**Reading text**
-- Start --

Partisan shift in cable news
One big factor that changed the political landscape was Fox News and MSNBC going national in 1996. Fox News is a far-right national news network and MSNBC is a far-left or left-leaning national news network. Prior to this time, there were no national news networks on television that had extreme biases in their reporting. They are also 24-hour news networks with a heavy editorial (opinion) component. At this point (from 1996 forward), Americans could choose the news that fits their existing views, and then consume a steady stream of partisan ideas that pull them further into the direction that they are already leaning. This Washington Post article makes the same argument.

Not only would they have the major network news programs, but they would have many choices on cable, most notably the partisan outlets of Fox News and MSNBC (not to mention even more choices online). This choice of explicitly partisan outlets means that individuals can choose to hear messages that reinforce their beliefs, while avoiding those from alternative points of view, which some claim leads to polarization. Does this high-choice media environment, especially with its partisan outlets, polarize the public?

This Vox article cites Fox News and MSNBC as the top 2 most viewed television news networks, and also contends that Fox News exerts substantial influence in affecting elections.

Emory University political scientist Gregory Martin and Stanford economist Ali Yurukoglu estimate that watching Fox News directly causes a substantial rightward shift in viewers’ attitudes, which translates into a significantly greater willingness to vote for Republican candidates.

-- End --

**Excerpted data**
-- Start --

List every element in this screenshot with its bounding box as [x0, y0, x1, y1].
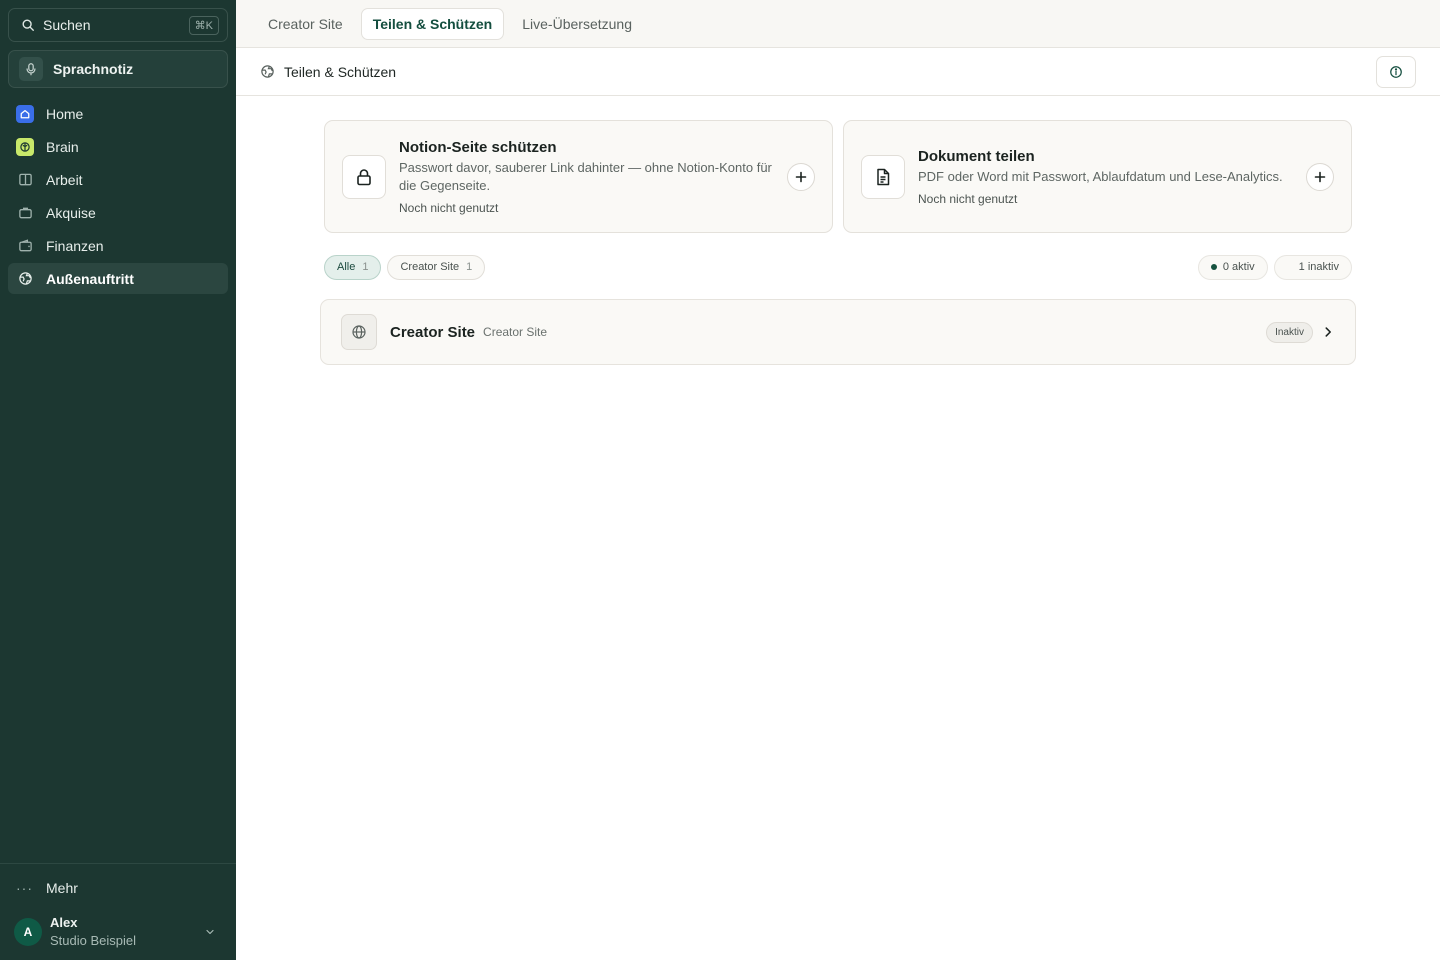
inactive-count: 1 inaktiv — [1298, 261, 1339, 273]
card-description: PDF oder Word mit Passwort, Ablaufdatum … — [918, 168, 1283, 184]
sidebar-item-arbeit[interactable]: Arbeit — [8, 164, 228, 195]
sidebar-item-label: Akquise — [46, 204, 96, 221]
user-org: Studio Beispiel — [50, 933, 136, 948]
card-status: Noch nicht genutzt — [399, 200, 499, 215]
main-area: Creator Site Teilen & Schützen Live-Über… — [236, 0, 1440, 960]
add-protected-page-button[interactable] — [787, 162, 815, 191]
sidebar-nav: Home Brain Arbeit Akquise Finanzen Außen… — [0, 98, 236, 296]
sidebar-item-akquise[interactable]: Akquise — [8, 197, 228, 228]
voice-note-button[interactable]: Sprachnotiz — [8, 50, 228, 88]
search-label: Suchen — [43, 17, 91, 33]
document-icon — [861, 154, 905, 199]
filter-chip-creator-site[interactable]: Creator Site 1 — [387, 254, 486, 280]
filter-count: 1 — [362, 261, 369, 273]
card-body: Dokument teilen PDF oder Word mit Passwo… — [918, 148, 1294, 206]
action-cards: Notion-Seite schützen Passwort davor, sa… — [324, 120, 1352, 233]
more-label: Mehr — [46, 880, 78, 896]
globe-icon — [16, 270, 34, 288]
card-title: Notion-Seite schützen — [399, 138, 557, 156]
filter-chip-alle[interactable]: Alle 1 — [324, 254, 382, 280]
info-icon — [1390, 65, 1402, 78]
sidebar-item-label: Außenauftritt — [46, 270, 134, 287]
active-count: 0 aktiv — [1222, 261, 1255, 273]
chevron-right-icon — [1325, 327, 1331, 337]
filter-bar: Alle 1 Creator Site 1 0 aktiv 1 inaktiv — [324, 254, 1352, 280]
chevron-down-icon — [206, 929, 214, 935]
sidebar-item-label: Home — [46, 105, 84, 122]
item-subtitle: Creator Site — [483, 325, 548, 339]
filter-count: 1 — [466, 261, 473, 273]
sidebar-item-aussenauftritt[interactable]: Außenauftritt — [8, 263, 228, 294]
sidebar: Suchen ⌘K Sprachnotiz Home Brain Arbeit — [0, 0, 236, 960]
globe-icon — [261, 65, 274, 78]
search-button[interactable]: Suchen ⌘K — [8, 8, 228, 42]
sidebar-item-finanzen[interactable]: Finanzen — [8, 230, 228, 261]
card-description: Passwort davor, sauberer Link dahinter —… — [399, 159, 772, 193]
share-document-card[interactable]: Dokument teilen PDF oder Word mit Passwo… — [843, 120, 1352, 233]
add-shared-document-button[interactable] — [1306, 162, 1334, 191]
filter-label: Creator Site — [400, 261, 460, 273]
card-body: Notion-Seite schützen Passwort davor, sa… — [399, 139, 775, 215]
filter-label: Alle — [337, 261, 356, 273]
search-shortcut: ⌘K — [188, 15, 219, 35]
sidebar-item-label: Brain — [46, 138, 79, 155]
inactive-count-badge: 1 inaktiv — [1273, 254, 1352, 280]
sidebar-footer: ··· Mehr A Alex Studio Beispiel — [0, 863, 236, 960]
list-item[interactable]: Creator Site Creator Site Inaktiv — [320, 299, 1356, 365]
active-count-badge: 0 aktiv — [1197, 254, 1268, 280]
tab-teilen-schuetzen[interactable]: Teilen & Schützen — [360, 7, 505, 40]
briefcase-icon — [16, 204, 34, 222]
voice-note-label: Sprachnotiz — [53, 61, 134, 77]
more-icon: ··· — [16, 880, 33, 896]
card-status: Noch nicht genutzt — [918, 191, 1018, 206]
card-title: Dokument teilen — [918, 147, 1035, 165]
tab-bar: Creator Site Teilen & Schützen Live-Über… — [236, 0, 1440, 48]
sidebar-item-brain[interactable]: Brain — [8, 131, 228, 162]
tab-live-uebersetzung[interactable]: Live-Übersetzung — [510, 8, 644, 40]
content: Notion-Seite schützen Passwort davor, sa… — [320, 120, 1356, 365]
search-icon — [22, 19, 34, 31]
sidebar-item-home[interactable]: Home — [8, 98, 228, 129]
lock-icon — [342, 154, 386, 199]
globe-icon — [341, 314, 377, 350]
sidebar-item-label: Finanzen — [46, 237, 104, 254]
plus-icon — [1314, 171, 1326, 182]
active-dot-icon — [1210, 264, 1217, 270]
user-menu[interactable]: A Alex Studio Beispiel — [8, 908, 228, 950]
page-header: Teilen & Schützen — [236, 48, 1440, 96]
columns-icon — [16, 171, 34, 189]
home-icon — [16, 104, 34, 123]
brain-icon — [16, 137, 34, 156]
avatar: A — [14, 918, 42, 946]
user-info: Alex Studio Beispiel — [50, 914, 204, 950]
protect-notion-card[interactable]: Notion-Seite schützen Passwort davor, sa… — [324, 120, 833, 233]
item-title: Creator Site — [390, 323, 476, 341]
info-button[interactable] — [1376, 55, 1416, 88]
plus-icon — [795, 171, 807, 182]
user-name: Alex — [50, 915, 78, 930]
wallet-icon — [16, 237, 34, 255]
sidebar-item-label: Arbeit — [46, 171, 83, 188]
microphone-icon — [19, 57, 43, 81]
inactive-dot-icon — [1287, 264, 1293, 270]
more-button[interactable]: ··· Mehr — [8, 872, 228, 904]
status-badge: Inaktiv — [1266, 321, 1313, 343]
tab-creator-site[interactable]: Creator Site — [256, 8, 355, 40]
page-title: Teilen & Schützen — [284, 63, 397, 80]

-- End --

**Required tasks**
1. Using the text on partisan cable news, decide whether each statement agrees with it: (a) Fox News and MSNBC went national in 1996; (b) before that time, several national television news networks had extreme biases in their reporting; (c) Gregory Martin is an economist at Stanford. Answer yes or no for each and quote the words that decide it.
2. According to the text on partisan cable news, what kind of component do Fox News and MSNBC have besides being 24-hour news networks?

**The responses**
1.
(a) Yes: "Fox News and MSNBC going national in 1996"
(b) No: "Prior to this time, there were no national news networks on television that had extreme biases in their reporting."
(c) No: "Emory University political scientist Gregory Martin"

2. A heavy editorial (opinion) component.